◆ REQUEST
Copy out each line of the listing that has the word "precip" in it.

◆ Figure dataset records
+-------+

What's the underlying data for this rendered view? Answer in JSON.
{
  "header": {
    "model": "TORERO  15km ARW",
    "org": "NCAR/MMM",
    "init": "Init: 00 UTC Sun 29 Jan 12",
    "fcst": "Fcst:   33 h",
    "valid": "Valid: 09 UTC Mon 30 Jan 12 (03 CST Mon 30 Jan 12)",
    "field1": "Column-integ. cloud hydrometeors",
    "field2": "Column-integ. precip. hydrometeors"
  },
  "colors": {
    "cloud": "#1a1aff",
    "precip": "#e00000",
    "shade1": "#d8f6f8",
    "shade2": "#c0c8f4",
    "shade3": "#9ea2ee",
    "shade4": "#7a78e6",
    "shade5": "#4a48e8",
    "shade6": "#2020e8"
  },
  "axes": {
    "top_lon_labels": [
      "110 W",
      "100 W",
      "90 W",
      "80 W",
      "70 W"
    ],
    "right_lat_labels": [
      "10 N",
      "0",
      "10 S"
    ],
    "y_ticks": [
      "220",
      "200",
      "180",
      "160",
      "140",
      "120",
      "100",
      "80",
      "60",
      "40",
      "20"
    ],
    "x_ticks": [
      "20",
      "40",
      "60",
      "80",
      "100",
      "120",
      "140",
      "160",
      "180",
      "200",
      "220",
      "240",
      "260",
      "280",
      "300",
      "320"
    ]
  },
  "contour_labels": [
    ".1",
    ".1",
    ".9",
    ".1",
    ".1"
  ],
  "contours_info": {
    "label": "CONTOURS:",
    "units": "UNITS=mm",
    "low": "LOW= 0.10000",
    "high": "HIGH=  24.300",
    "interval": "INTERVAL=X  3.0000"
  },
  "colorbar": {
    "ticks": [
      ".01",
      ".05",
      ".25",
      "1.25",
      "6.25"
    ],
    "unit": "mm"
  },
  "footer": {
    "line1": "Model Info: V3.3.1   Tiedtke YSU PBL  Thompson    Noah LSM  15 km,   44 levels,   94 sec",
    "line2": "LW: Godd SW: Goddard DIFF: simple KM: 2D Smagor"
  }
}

+-------+

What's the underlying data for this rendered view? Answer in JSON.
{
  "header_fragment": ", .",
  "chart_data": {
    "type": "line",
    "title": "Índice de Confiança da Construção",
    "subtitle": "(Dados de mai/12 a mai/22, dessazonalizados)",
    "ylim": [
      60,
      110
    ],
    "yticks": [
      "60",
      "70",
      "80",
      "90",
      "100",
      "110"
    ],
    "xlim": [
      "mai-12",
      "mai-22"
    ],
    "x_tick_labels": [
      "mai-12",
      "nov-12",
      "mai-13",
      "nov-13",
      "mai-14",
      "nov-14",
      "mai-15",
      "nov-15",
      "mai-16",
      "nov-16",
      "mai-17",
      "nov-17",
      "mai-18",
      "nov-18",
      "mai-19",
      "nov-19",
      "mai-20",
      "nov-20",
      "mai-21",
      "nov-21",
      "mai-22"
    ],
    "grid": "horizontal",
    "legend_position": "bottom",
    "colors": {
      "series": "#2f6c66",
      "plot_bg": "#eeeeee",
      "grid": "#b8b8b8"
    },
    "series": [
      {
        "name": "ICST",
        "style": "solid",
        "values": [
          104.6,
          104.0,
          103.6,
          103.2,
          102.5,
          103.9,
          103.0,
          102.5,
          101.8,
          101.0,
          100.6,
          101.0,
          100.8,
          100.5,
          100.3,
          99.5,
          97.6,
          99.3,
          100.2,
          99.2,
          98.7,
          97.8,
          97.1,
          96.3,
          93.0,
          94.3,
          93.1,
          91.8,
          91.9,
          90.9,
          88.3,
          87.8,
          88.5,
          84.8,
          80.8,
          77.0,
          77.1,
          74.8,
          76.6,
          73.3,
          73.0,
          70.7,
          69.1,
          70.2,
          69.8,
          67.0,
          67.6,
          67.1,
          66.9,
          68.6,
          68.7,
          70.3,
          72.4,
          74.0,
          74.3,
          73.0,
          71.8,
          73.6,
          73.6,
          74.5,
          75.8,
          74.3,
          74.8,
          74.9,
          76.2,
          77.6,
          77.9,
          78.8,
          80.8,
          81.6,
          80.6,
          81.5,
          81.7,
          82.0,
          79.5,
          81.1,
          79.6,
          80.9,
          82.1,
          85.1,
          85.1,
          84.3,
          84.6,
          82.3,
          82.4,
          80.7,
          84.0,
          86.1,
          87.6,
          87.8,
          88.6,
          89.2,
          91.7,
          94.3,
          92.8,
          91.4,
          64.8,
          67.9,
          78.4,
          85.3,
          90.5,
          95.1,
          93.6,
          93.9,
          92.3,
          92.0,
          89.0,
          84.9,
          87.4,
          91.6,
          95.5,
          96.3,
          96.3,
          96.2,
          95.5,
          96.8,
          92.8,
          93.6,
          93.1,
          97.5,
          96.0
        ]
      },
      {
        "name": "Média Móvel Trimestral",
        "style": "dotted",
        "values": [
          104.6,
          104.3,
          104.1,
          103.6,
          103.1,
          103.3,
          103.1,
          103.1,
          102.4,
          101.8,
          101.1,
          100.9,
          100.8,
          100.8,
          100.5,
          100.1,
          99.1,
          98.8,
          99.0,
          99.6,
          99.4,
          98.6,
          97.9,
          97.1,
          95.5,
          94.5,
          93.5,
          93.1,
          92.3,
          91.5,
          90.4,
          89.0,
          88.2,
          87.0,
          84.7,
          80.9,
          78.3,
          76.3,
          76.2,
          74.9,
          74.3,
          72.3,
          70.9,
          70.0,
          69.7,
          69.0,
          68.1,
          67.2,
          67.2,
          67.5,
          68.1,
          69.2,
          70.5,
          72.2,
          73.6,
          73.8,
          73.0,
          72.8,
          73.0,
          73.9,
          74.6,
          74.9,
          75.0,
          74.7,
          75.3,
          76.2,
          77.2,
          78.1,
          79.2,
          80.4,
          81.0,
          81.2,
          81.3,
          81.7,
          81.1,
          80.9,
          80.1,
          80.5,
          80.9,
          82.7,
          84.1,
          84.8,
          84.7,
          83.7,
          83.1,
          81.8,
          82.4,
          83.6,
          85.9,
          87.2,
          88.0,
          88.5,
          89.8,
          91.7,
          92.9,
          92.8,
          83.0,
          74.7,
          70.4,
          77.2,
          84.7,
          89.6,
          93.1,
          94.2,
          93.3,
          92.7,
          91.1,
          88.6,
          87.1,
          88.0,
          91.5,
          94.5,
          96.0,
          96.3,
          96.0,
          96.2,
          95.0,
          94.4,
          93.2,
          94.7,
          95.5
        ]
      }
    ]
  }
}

+-------+

◆ ANSWER TO THIS TASK
    "field2": "Column-integ. precip. hydrometeors"
    "precip": "#e00000",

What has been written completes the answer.